-- start of Entries --
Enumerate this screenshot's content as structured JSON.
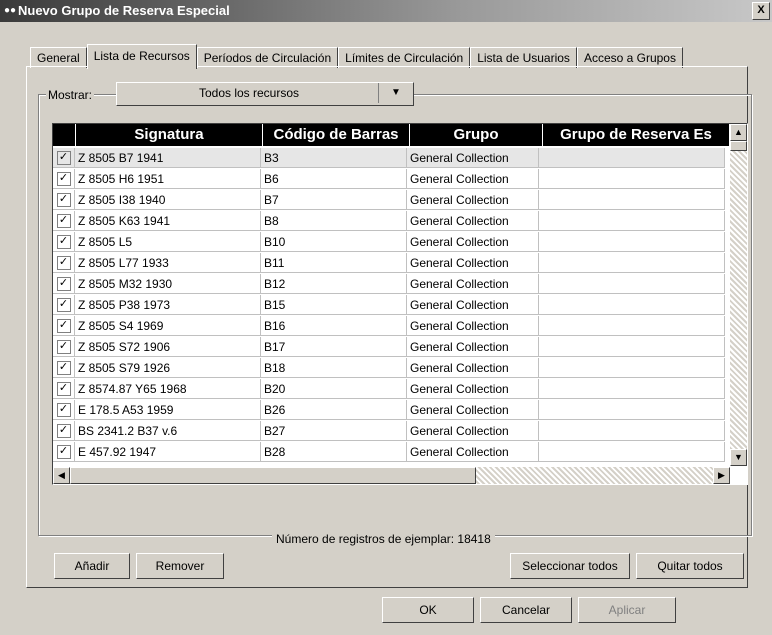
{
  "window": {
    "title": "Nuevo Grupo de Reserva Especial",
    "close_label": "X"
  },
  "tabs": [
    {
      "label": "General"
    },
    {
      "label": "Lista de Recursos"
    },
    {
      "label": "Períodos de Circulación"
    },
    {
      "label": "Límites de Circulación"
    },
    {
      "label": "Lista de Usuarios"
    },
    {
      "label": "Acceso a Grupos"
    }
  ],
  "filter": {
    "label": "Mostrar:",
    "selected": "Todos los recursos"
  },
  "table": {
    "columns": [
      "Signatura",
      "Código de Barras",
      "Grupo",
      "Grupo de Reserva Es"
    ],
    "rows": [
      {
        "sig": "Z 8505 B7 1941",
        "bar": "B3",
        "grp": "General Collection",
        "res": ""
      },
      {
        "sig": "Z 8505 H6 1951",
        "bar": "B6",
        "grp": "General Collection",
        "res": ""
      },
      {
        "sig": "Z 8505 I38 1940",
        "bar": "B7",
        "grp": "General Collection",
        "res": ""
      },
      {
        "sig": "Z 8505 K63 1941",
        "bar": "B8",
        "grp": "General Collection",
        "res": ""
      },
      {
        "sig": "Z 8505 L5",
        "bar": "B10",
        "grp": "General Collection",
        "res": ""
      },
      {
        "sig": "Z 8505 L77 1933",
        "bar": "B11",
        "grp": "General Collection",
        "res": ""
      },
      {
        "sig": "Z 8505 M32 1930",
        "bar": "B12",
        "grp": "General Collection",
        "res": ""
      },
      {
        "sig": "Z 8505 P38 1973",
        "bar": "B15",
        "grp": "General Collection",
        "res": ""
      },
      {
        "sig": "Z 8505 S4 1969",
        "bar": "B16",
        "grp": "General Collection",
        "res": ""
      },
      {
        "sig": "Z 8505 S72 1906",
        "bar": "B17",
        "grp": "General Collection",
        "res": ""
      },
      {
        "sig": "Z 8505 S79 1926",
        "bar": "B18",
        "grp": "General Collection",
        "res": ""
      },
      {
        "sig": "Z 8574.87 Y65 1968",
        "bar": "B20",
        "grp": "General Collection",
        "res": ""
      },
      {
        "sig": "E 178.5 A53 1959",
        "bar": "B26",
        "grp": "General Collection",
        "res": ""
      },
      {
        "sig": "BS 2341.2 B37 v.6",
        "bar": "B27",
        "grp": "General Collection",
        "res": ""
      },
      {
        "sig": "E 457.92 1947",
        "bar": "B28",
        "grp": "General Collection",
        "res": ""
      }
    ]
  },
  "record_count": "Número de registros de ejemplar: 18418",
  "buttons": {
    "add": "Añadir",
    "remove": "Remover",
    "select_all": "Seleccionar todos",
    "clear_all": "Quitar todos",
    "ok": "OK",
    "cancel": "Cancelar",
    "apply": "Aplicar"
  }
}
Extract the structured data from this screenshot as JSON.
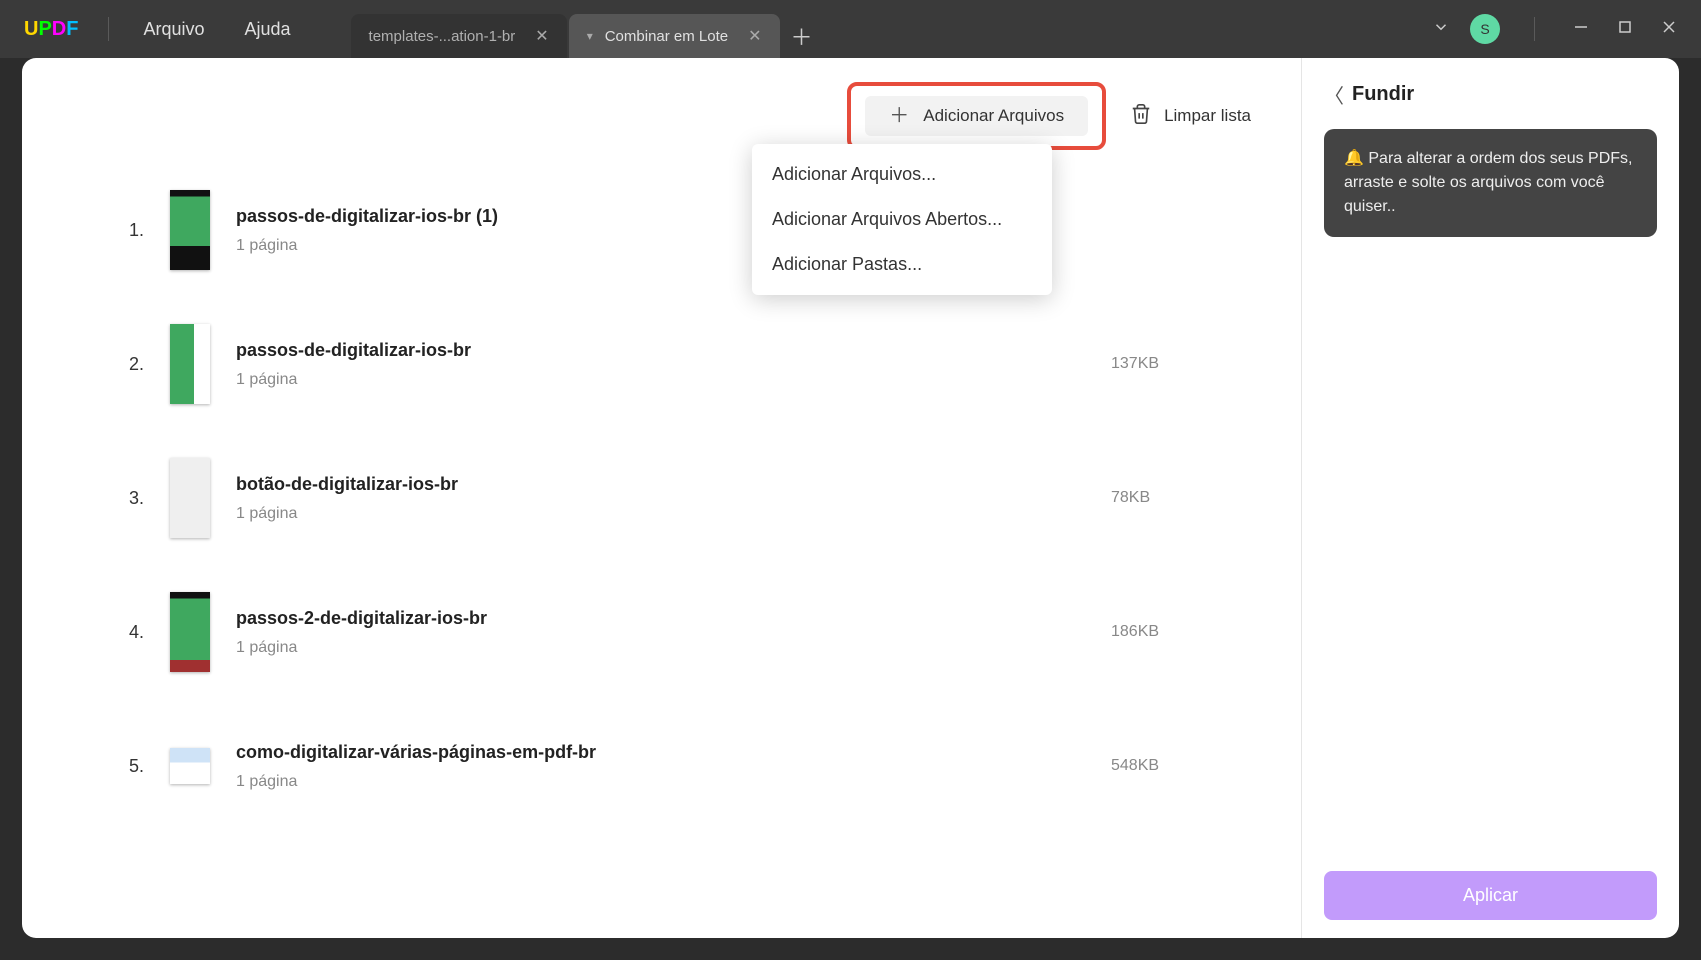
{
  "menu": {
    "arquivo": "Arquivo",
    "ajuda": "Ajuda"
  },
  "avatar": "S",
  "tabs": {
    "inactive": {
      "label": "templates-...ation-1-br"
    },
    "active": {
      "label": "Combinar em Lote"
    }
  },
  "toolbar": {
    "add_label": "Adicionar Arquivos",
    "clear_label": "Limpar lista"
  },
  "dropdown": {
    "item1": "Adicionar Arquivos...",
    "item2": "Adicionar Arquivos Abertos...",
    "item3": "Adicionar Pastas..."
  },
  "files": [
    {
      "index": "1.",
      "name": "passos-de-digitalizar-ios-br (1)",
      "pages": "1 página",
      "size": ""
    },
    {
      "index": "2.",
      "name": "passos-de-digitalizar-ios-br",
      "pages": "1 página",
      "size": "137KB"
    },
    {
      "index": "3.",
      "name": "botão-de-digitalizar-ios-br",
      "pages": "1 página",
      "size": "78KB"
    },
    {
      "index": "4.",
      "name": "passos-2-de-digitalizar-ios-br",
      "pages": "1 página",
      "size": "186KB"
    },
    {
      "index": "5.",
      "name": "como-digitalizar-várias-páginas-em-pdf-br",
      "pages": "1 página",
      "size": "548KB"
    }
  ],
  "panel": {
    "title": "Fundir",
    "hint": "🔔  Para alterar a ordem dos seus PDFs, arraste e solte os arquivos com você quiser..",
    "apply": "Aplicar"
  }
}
-- end of Entries --
-- start of Entries --
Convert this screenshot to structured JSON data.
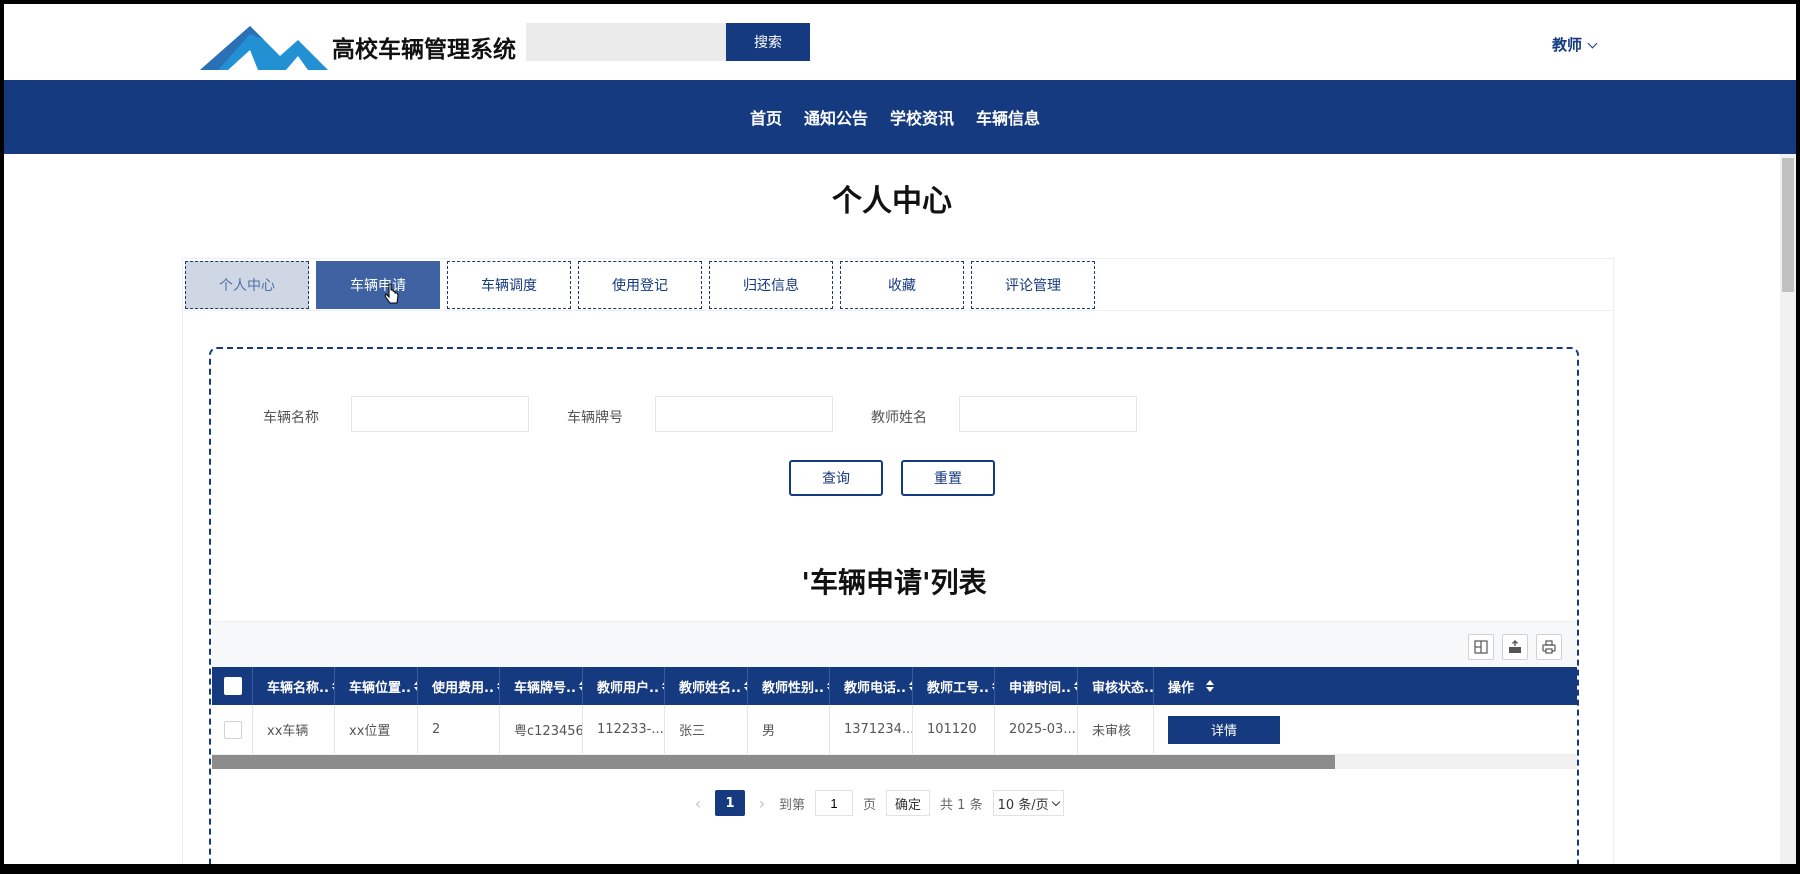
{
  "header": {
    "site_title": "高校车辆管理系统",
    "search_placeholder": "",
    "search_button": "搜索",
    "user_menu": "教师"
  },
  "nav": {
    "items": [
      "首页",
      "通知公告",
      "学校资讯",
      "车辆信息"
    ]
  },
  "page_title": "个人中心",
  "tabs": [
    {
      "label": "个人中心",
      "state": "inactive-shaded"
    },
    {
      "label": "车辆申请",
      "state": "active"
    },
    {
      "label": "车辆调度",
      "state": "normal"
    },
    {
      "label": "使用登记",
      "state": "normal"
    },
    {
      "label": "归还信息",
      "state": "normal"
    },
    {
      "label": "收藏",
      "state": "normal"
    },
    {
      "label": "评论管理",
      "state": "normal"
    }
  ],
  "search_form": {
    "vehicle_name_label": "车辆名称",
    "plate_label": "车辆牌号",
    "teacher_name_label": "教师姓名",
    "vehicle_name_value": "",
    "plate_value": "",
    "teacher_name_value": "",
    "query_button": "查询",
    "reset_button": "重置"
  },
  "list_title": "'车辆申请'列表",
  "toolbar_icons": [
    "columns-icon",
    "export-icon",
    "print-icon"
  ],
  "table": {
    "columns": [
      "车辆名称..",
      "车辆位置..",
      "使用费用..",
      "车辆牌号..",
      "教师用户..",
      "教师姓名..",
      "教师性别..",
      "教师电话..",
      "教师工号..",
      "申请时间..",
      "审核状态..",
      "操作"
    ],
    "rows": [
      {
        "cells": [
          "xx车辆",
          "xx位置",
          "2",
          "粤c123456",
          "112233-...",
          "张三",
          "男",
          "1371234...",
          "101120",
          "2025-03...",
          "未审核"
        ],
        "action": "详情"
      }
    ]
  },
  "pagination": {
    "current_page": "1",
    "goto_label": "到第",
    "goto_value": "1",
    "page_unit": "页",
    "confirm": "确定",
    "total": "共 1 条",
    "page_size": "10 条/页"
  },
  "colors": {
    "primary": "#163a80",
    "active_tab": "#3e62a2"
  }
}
-- end of Entries --
▶ [Task to carry out] Reproduce each line from the records that contains the word "structured".

▶ [Task response]
Enumerate this screenshot's content as structured JSON.
Extract the structured data from this screenshot as JSON.
Convert this screenshot to structured JSON data.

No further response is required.